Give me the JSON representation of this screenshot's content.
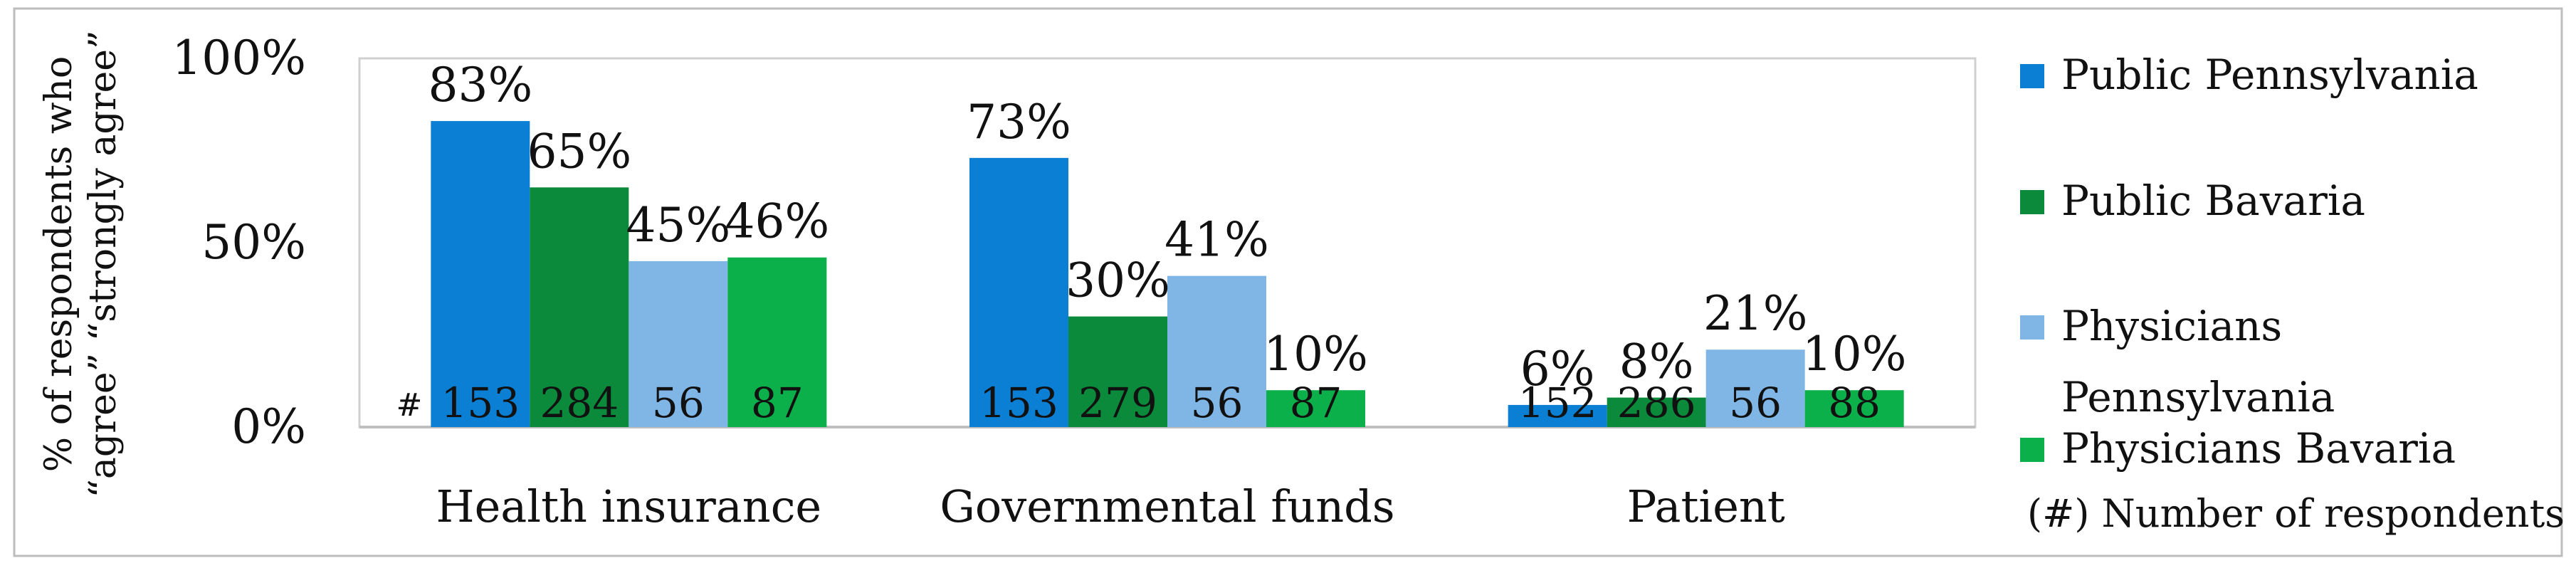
{
  "chart_data": {
    "type": "bar",
    "categories": [
      "Health insurance",
      "Governmental funds",
      "Patient"
    ],
    "series": [
      {
        "name": "Public Pennsylvania",
        "values": [
          83,
          73,
          6
        ],
        "labels": [
          "83%",
          "73%",
          "6%"
        ],
        "counts": [
          "153",
          "153",
          "152"
        ],
        "color": "#0a7fd4"
      },
      {
        "name": "Public Bavaria",
        "values": [
          65,
          30,
          8
        ],
        "labels": [
          "65%",
          "30%",
          "8%"
        ],
        "counts": [
          "284",
          "279",
          "286"
        ],
        "color": "#0a8a3a"
      },
      {
        "name": "Physicians Pennsylvania",
        "legend_lines": [
          "Physicians",
          "Pennsylvania"
        ],
        "values": [
          45,
          41,
          21
        ],
        "labels": [
          "45%",
          "41%",
          "21%"
        ],
        "counts": [
          "56",
          "56",
          "56"
        ],
        "color": "#7fb6e6"
      },
      {
        "name": "Physicians Bavaria",
        "values": [
          46,
          10,
          10
        ],
        "labels": [
          "46%",
          "10%",
          "10%"
        ],
        "counts": [
          "87",
          "87",
          "88"
        ],
        "color": "#0cb04a"
      }
    ],
    "ylabel_lines": [
      "% of respondents who",
      "“agree” “strongly agree”"
    ],
    "yticks": [
      {
        "value": 0,
        "label": "0%"
      },
      {
        "value": 50,
        "label": "50%"
      },
      {
        "value": 100,
        "label": "100%"
      }
    ],
    "ylim": [
      0,
      100
    ],
    "count_marker": "#",
    "legend_note": "(#) Number of respondents",
    "legend_position": "right",
    "grid": false
  }
}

+ + +

## What needs to be done
Copy every line above that holds the word "respondents".

## Solution
      "% of respondents who",
    "legend_note": "(#) Number of respondents",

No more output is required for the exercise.